What this task involves:
The entries that follow should be written out exactly.

Records contained in a dataset
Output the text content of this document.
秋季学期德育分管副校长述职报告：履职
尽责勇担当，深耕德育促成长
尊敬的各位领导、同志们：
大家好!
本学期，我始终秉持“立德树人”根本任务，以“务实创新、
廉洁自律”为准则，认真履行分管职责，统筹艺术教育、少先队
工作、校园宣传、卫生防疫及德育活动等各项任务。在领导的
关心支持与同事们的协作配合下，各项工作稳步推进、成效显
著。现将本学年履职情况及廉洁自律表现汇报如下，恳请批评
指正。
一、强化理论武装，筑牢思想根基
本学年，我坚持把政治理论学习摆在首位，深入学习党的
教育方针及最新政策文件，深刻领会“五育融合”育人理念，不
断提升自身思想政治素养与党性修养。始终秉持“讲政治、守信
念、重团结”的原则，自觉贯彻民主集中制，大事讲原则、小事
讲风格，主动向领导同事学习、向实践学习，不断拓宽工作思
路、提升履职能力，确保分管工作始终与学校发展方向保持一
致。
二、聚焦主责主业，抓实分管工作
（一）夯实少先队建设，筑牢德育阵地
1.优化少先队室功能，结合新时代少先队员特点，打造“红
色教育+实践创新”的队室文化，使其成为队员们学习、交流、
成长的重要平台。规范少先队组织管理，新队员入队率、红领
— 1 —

The response:
Output the text content of this document.
秋季学期德育分管副校长述职报告：履职
尽责勇担当，深耕德育促成长
尊敬的各位领导、同志们：
大家好!
本学期，我始终秉持“立德树人”根本任务，以“务实创新、
廉洁自律”为准则，认真履行分管职责，统筹艺术教育、少先队
工作、校园宣传、卫生防疫及德育活动等各项任务。在领导的
关心支持与同事们的协作配合下，各项工作稳步推进、成效显
著。现将本学年履职情况及廉洁自律表现汇报如下，恳请批评
指正。
一、强化理论武装，筑牢思想根基
本学年，我坚持把政治理论学习摆在首位，深入学习党的
教育方针及最新政策文件，深刻领会“五育融合”育人理念，不
断提升自身思想政治素养与党性修养。始终秉持“讲政治、守信
念、重团结”的原则，自觉贯彻民主集中制，大事讲原则、小事
讲风格，主动向领导同事学习、向实践学习，不断拓宽工作思
路、提升履职能力，确保分管工作始终与学校发展方向保持一
致。
二、聚焦主责主业，抓实分管工作
（一）夯实少先队建设，筑牢德育阵地
1.优化少先队室功能，结合新时代少先队员特点，打造“红
色教育+实践创新”的队室文化，使其成为队员们学习、交流、
成长的重要平台。规范少先队组织管理，新队员入队率、红领
— 1 —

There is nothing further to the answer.